■ Task objective
Word for word, quote all of the material, omitting the pictures.

══════

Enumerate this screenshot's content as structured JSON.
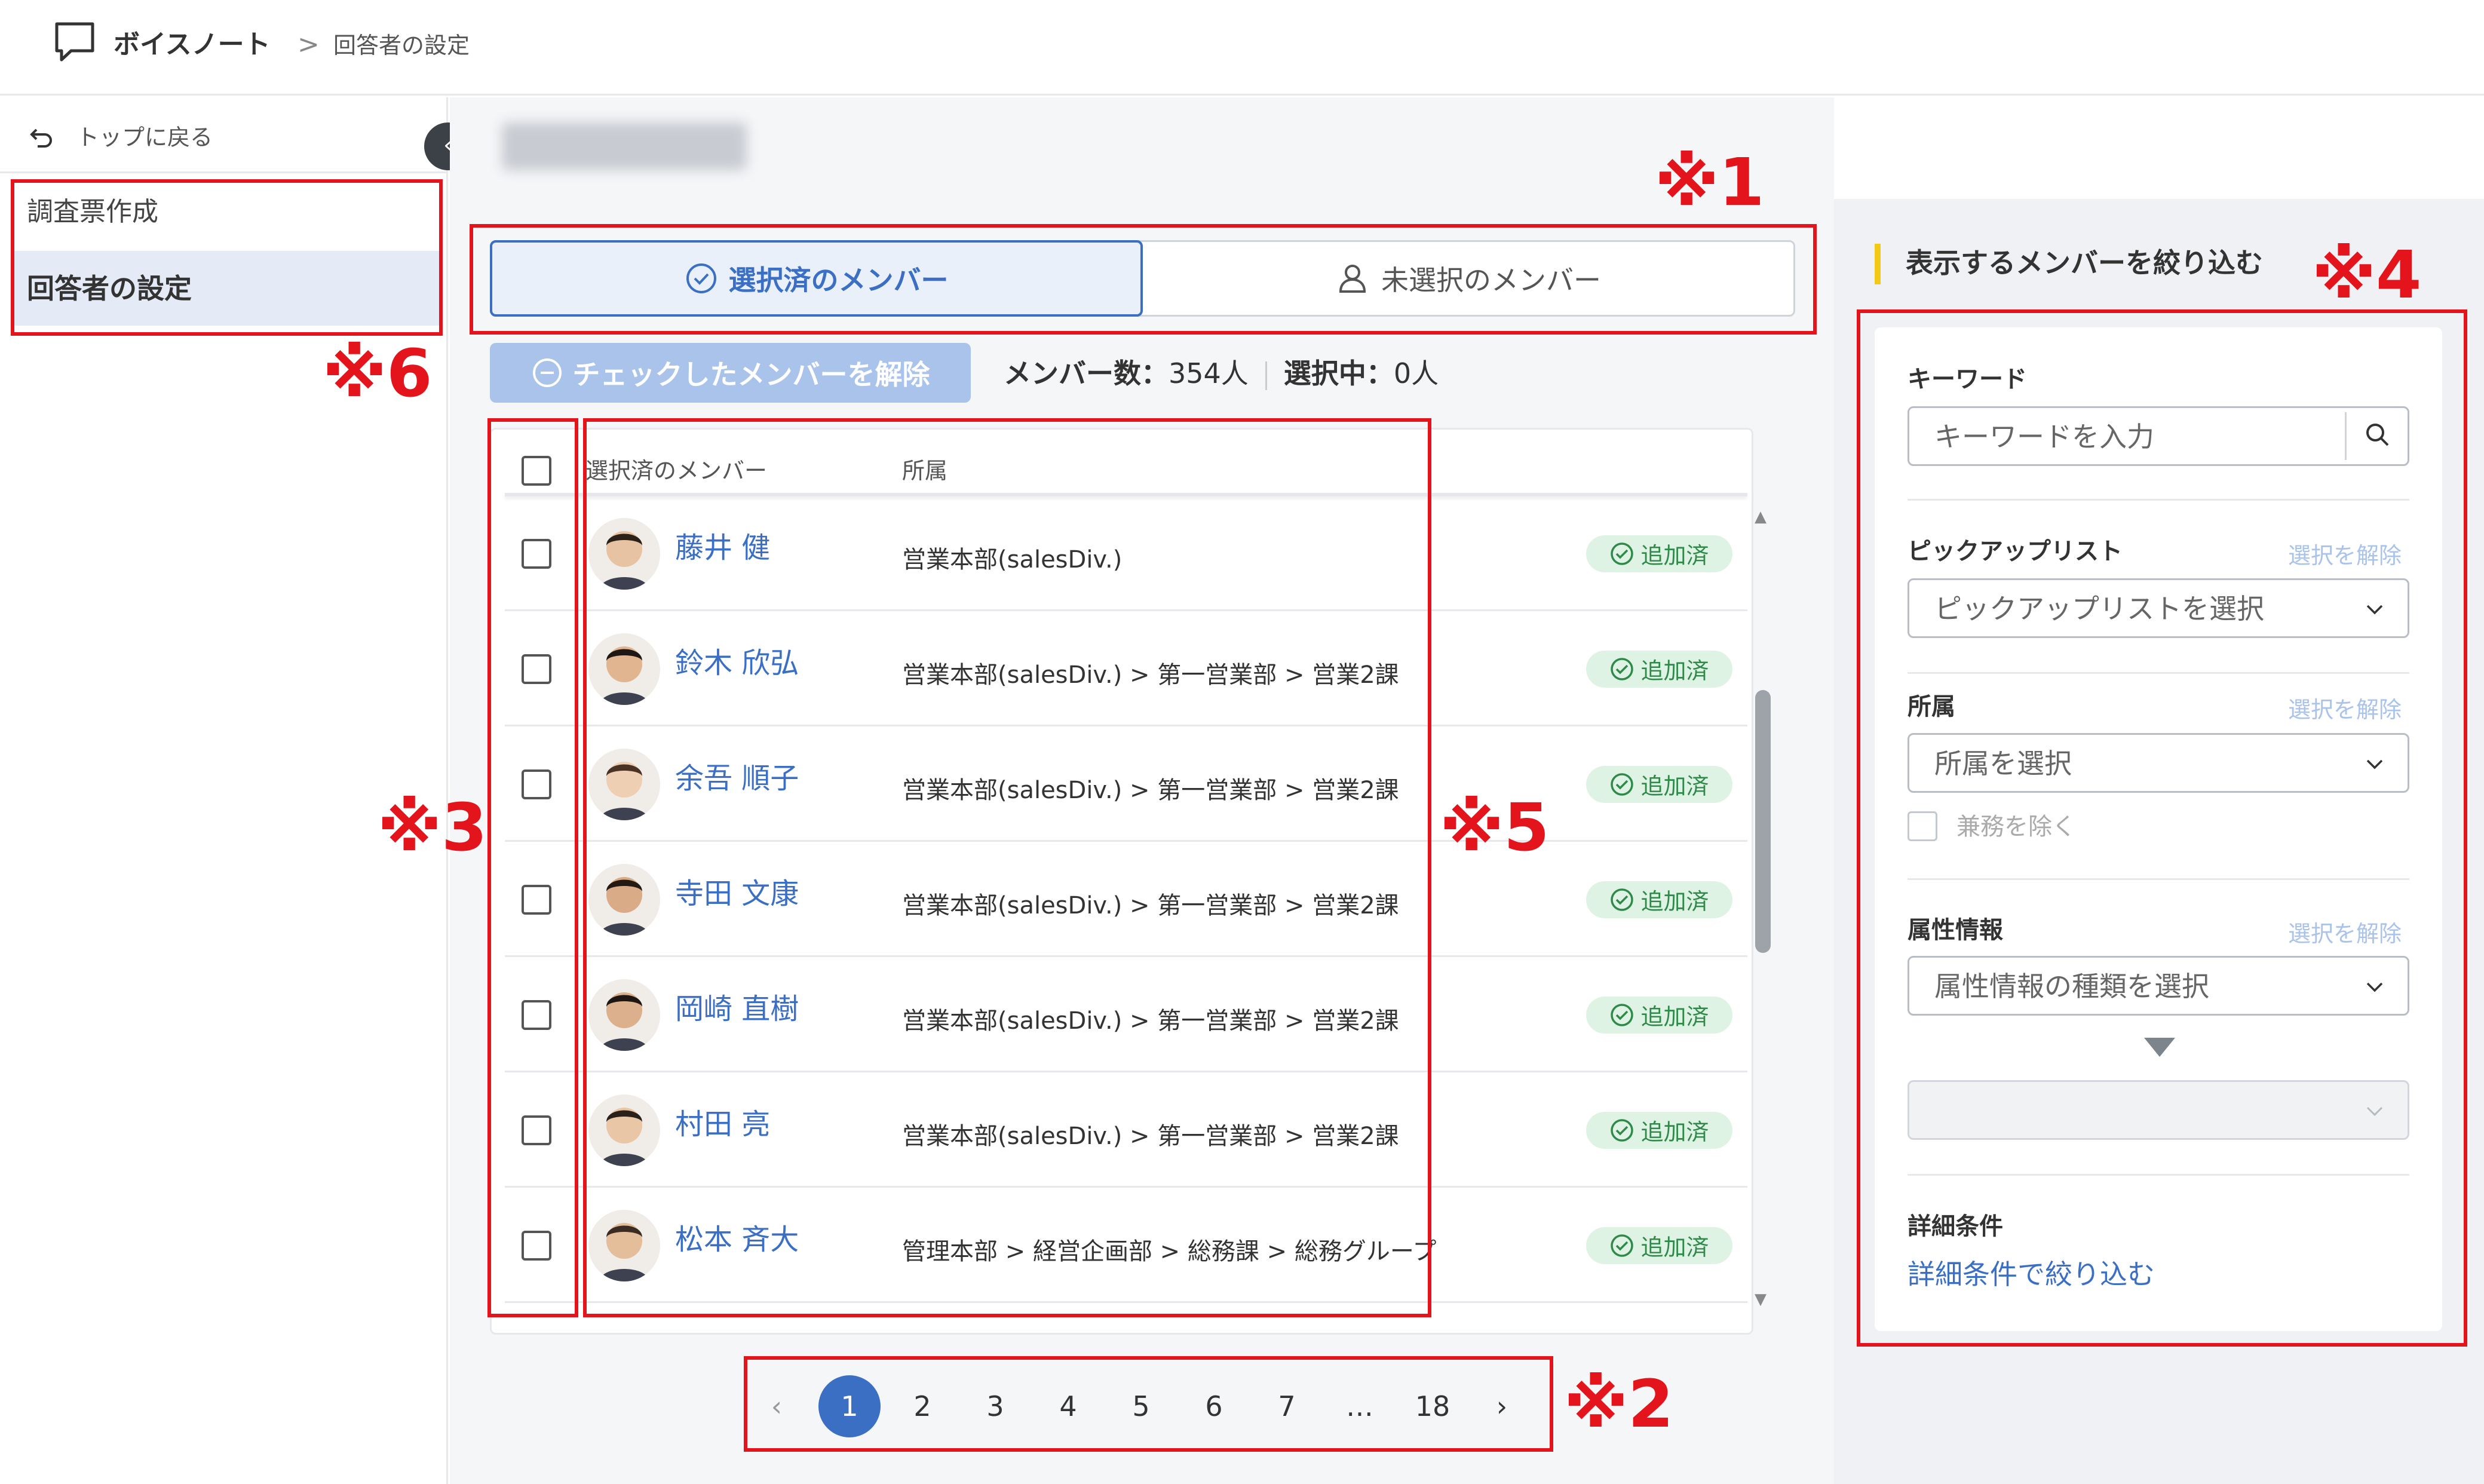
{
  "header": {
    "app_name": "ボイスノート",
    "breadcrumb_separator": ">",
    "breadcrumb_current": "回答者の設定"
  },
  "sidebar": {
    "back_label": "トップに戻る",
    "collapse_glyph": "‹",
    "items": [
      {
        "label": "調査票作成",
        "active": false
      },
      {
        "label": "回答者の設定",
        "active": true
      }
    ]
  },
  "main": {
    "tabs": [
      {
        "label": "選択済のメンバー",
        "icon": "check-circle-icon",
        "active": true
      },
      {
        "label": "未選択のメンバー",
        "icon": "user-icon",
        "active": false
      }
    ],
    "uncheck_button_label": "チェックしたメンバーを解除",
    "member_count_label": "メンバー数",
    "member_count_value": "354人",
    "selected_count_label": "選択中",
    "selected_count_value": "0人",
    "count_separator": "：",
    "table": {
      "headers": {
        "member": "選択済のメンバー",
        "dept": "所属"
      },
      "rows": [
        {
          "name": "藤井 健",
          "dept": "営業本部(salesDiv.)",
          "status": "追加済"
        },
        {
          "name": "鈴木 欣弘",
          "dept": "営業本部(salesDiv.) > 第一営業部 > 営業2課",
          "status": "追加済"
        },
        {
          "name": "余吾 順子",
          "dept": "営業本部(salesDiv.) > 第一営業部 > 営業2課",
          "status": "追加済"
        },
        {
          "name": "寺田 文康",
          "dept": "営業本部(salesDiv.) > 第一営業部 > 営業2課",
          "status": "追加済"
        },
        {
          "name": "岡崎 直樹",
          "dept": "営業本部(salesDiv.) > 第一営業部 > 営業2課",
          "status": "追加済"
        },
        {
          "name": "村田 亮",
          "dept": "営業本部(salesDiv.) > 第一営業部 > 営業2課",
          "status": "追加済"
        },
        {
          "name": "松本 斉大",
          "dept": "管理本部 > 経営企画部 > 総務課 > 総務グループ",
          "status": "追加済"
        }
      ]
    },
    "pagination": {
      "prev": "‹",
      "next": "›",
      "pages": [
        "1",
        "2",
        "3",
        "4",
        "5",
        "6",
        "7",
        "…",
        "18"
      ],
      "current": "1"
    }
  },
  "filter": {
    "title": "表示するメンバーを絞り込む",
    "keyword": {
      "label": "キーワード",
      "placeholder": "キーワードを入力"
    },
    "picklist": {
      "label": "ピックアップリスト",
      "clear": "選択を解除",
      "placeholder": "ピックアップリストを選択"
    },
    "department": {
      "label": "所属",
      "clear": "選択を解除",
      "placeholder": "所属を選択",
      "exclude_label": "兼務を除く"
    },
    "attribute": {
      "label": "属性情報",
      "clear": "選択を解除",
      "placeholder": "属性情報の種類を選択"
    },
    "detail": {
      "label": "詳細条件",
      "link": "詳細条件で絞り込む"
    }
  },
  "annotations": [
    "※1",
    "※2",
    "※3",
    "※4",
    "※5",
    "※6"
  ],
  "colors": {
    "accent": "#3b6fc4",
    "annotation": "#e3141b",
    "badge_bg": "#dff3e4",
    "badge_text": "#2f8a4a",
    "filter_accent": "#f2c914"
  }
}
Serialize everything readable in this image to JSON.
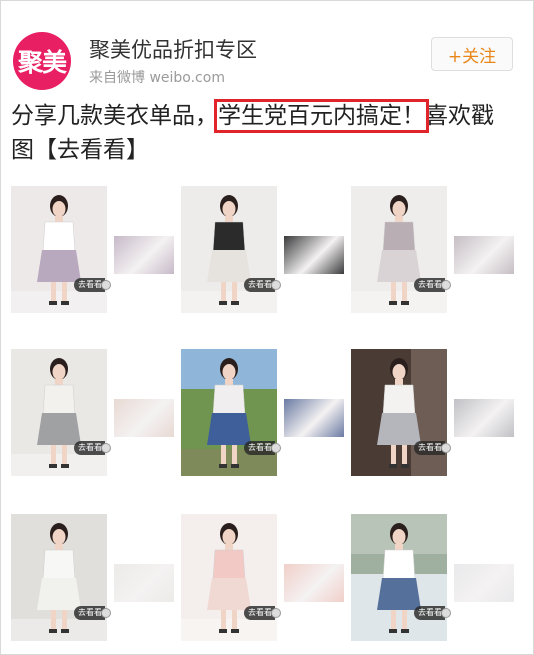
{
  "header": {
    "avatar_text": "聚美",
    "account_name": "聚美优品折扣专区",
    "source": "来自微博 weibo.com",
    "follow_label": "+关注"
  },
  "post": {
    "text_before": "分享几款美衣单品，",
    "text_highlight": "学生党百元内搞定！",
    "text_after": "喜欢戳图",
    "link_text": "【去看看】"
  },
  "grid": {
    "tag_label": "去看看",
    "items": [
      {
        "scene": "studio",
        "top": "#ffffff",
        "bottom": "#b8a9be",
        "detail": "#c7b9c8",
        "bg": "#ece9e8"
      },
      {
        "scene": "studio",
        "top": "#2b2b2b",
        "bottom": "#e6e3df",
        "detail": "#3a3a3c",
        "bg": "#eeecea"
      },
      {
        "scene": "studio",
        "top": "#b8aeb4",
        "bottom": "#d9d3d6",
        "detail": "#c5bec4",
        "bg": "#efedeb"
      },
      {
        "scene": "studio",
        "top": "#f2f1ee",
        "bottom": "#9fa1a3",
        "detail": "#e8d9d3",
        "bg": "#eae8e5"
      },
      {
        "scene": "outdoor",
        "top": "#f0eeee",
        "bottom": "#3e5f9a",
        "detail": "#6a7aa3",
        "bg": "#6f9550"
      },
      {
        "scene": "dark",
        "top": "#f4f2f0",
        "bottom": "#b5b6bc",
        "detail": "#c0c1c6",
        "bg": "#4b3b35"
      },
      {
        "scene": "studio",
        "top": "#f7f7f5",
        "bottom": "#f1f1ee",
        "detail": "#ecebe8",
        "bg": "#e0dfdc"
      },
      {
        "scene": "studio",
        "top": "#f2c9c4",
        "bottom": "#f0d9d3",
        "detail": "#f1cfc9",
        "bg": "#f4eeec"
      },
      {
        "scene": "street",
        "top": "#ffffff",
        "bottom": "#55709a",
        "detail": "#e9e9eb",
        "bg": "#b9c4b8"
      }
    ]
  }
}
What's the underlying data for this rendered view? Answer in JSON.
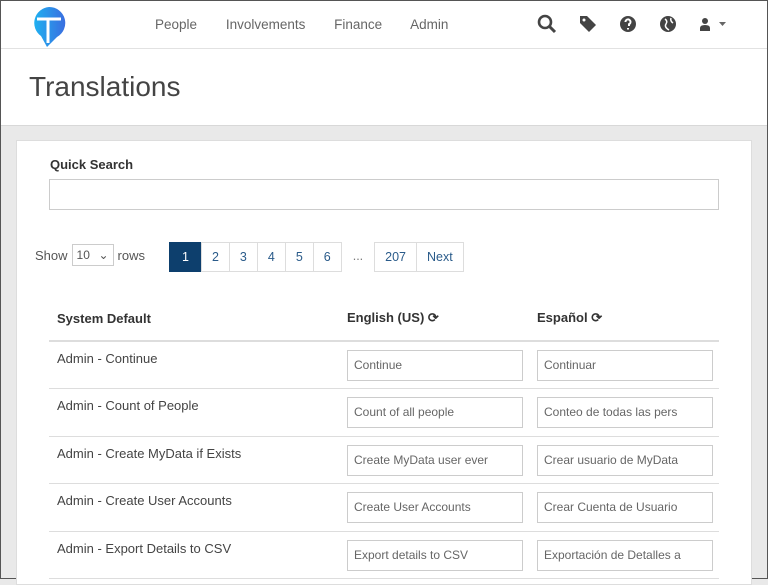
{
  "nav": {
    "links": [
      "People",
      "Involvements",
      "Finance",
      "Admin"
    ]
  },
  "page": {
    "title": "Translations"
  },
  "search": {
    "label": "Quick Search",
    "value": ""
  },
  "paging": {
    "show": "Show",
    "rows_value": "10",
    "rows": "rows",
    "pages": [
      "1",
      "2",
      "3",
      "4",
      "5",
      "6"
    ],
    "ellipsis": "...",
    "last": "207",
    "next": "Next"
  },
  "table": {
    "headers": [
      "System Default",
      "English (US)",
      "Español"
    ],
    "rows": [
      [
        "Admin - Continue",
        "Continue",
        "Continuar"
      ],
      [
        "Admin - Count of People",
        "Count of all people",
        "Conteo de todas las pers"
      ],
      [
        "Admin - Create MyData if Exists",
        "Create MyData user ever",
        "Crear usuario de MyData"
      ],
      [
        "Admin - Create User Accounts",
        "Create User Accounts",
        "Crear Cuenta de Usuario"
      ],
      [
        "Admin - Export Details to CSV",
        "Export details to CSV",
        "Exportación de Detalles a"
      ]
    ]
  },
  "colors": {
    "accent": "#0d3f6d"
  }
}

══════

■ Complete answer
Enumerate this screenshot's content as structured JSON.
{
  "header": {
    "app_name": "ボイスノート",
    "breadcrumb_separator": ">",
    "breadcrumb_current": "回答者の設定"
  },
  "sidebar": {
    "back_label": "トップに戻る",
    "collapse_glyph": "‹",
    "items": [
      {
        "label": "調査票作成",
        "active": false
      },
      {
        "label": "回答者の設定",
        "active": true
      }
    ]
  },
  "main": {
    "tabs": [
      {
        "label": "選択済のメンバー",
        "icon": "check-circle-icon",
        "active": true
      },
      {
        "label": "未選択のメンバー",
        "icon": "user-icon",
        "active": false
      }
    ],
    "uncheck_button_label": "チェックしたメンバーを解除",
    "member_count_label": "メンバー数",
    "member_count_value": "354人",
    "selected_count_label": "選択中",
    "selected_count_value": "0人",
    "count_separator": "：",
    "table": {
      "headers": {
        "member": "選択済のメンバー",
        "dept": "所属"
      },
      "rows": [
        {
          "name": "藤井 健",
          "dept": "営業本部(salesDiv.)",
          "status": "追加済"
        },
        {
          "name": "鈴木 欣弘",
          "dept": "営業本部(salesDiv.) > 第一営業部 > 営業2課",
          "status": "追加済"
        },
        {
          "name": "余吾 順子",
          "dept": "営業本部(salesDiv.) > 第一営業部 > 営業2課",
          "status": "追加済"
        },
        {
          "name": "寺田 文康",
          "dept": "営業本部(salesDiv.) > 第一営業部 > 営業2課",
          "status": "追加済"
        },
        {
          "name": "岡崎 直樹",
          "dept": "営業本部(salesDiv.) > 第一営業部 > 営業2課",
          "status": "追加済"
        },
        {
          "name": "村田 亮",
          "dept": "営業本部(salesDiv.) > 第一営業部 > 営業2課",
          "status": "追加済"
        },
        {
          "name": "松本 斉大",
          "dept": "管理本部 > 経営企画部 > 総務課 > 総務グループ",
          "status": "追加済"
        }
      ]
    },
    "pagination": {
      "prev": "‹",
      "next": "›",
      "pages": [
        "1",
        "2",
        "3",
        "4",
        "5",
        "6",
        "7",
        "…",
        "18"
      ],
      "current": "1"
    }
  },
  "filter": {
    "title": "表示するメンバーを絞り込む",
    "keyword": {
      "label": "キーワード",
      "placeholder": "キーワードを入力"
    },
    "picklist": {
      "label": "ピックアップリスト",
      "clear": "選択を解除",
      "placeholder": "ピックアップリストを選択"
    },
    "department": {
      "label": "所属",
      "clear": "選択を解除",
      "placeholder": "所属を選択",
      "exclude_label": "兼務を除く"
    },
    "attribute": {
      "label": "属性情報",
      "clear": "選択を解除",
      "placeholder": "属性情報の種類を選択"
    },
    "detail": {
      "label": "詳細条件",
      "link": "詳細条件で絞り込む"
    }
  },
  "annotations": [
    "※1",
    "※2",
    "※3",
    "※4",
    "※5",
    "※6"
  ],
  "colors": {
    "accent": "#3b6fc4",
    "annotation": "#e3141b",
    "badge_bg": "#dff3e4",
    "badge_text": "#2f8a4a",
    "filter_accent": "#f2c914"
  }
}
Serialize everything readable in this image to JSON.
{
  "header": {
    "avatar_text": "聚美",
    "account_name": "聚美优品折扣专区",
    "source": "来自微博 weibo.com",
    "follow_label": "+关注"
  },
  "post": {
    "text_before": "分享几款美衣单品，",
    "text_highlight": "学生党百元内搞定！",
    "text_after": "喜欢戳图",
    "link_text": "【去看看】"
  },
  "grid": {
    "tag_label": "去看看",
    "items": [
      {
        "scene": "studio",
        "top": "#ffffff",
        "bottom": "#b8a9be",
        "detail": "#c7b9c8",
        "bg": "#ece9e8"
      },
      {
        "scene": "studio",
        "top": "#2b2b2b",
        "bottom": "#e6e3df",
        "detail": "#3a3a3c",
        "bg": "#eeecea"
      },
      {
        "scene": "studio",
        "top": "#b8aeb4",
        "bottom": "#d9d3d6",
        "detail": "#c5bec4",
        "bg": "#efedeb"
      },
      {
        "scene": "studio",
        "top": "#f2f1ee",
        "bottom": "#9fa1a3",
        "detail": "#e8d9d3",
        "bg": "#eae8e5"
      },
      {
        "scene": "outdoor",
        "top": "#f0eeee",
        "bottom": "#3e5f9a",
        "detail": "#6a7aa3",
        "bg": "#6f9550"
      },
      {
        "scene": "dark",
        "top": "#f4f2f0",
        "bottom": "#b5b6bc",
        "detail": "#c0c1c6",
        "bg": "#4b3b35"
      },
      {
        "scene": "studio",
        "top": "#f7f7f5",
        "bottom": "#f1f1ee",
        "detail": "#ecebe8",
        "bg": "#e0dfdc"
      },
      {
        "scene": "studio",
        "top": "#f2c9c4",
        "bottom": "#f0d9d3",
        "detail": "#f1cfc9",
        "bg": "#f4eeec"
      },
      {
        "scene": "street",
        "top": "#ffffff",
        "bottom": "#55709a",
        "detail": "#e9e9eb",
        "bg": "#b9c4b8"
      }
    ]
  }
}
What's the underlying data for this rendered view? Answer in JSON.
{
  "nav": {
    "links": [
      "People",
      "Involvements",
      "Finance",
      "Admin"
    ]
  },
  "page": {
    "title": "Translations"
  },
  "search": {
    "label": "Quick Search",
    "value": ""
  },
  "paging": {
    "show": "Show",
    "rows_value": "10",
    "rows": "rows",
    "pages": [
      "1",
      "2",
      "3",
      "4",
      "5",
      "6"
    ],
    "ellipsis": "...",
    "last": "207",
    "next": "Next"
  },
  "table": {
    "headers": [
      "System Default",
      "English (US)",
      "Español"
    ],
    "rows": [
      [
        "Admin - Continue",
        "Continue",
        "Continuar"
      ],
      [
        "Admin - Count of People",
        "Count of all people",
        "Conteo de todas las pers"
      ],
      [
        "Admin - Create MyData if Exists",
        "Create MyData user ever",
        "Crear usuario de MyData"
      ],
      [
        "Admin - Create User Accounts",
        "Create User Accounts",
        "Crear Cuenta de Usuario"
      ],
      [
        "Admin - Export Details to CSV",
        "Export details to CSV",
        "Exportación de Detalles a"
      ]
    ]
  },
  "colors": {
    "accent": "#0d3f6d"
  }
}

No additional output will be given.